_Extracted information_:
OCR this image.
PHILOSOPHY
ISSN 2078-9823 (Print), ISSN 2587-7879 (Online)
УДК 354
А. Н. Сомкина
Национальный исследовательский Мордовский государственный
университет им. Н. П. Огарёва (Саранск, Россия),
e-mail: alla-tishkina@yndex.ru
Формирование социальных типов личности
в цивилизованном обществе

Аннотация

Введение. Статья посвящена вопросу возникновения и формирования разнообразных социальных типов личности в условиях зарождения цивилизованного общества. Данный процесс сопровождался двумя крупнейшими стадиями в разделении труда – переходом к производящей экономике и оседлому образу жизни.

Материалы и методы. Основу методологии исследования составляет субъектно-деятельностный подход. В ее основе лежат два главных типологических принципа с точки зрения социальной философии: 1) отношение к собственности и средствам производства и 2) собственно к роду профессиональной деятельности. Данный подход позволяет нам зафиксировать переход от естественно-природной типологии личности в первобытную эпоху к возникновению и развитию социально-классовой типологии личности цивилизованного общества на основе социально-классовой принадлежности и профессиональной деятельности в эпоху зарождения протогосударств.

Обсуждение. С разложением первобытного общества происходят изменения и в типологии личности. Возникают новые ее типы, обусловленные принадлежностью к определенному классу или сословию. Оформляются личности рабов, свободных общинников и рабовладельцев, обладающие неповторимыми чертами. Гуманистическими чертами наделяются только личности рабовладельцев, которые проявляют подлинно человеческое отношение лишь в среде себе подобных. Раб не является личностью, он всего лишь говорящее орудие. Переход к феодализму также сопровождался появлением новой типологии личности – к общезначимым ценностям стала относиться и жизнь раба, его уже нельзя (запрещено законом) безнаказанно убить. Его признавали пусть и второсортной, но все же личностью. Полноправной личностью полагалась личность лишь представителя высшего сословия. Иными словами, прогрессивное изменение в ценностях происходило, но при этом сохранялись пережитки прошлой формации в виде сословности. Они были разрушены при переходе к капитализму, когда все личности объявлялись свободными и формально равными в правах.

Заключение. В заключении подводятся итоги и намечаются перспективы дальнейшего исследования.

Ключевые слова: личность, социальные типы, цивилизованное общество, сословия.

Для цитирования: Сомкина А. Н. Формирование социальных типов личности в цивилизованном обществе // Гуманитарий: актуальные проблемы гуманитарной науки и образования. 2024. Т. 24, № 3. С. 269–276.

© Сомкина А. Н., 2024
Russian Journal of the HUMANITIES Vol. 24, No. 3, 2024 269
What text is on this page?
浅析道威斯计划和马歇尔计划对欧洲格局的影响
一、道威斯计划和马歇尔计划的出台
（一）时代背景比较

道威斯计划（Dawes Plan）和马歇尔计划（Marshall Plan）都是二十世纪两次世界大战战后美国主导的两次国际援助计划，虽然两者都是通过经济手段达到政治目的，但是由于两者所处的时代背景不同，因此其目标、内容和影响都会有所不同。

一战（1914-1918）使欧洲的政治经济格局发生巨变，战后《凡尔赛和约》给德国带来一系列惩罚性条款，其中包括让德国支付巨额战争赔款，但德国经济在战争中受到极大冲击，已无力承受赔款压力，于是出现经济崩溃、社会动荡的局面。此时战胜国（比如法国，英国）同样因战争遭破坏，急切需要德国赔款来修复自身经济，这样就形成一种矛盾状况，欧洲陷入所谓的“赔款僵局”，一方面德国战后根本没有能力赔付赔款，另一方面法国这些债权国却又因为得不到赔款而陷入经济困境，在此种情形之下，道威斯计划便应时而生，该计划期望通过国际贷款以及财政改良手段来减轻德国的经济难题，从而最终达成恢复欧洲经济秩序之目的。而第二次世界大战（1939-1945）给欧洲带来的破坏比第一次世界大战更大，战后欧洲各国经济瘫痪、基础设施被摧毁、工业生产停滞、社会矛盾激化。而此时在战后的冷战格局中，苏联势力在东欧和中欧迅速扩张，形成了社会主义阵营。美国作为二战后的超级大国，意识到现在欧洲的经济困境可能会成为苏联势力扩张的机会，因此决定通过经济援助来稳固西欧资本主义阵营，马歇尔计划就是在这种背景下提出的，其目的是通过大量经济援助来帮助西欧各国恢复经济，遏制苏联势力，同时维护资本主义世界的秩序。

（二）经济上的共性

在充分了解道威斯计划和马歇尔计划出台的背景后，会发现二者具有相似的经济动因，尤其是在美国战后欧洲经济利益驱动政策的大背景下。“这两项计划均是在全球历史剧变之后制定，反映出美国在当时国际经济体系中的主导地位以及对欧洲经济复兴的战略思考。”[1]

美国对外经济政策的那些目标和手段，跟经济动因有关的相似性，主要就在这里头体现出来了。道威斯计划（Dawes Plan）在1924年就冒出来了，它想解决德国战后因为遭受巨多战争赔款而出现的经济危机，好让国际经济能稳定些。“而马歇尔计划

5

_Work to complete_:
From the entries above, pull out each line that includes "личность".

_Task solution_:
Обсуждение. С разложением первобытного общества происходят изменения и в типологии личности. Возникают новые ее типы, обусловленные принадлежностью к определенному классу или сословию. Оформляются личности рабов, свободных общинников и рабовладельцев, обладающие неповторимыми чертами. Гуманистическими чертами наделяются только личности рабовладельцев, которые проявляют подлинно человеческое отношение лишь в среде себе подобных. Раб не является личностью, он всего лишь говорящее орудие. Переход к феодализму также сопровождался появлением новой типологии личности – к общезначимым ценностям стала относиться и жизнь раба, его уже нельзя (запрещено законом) безнаказанно убить. Его признавали пусть и второсортной, но все же личностью. Полноправной личностью полагалась личность лишь представителя высшего сословия. Иными словами, прогрессивное изменение в ценностях происходило, но при этом сохранялись пережитки прошлой формации в виде сословности. Они были разрушены при переходе к капитализму, когда все личности объявлялись свободными и формально равными в правах.
Ключевые слова: личность, социальные типы, цивилизованное общество, сословия.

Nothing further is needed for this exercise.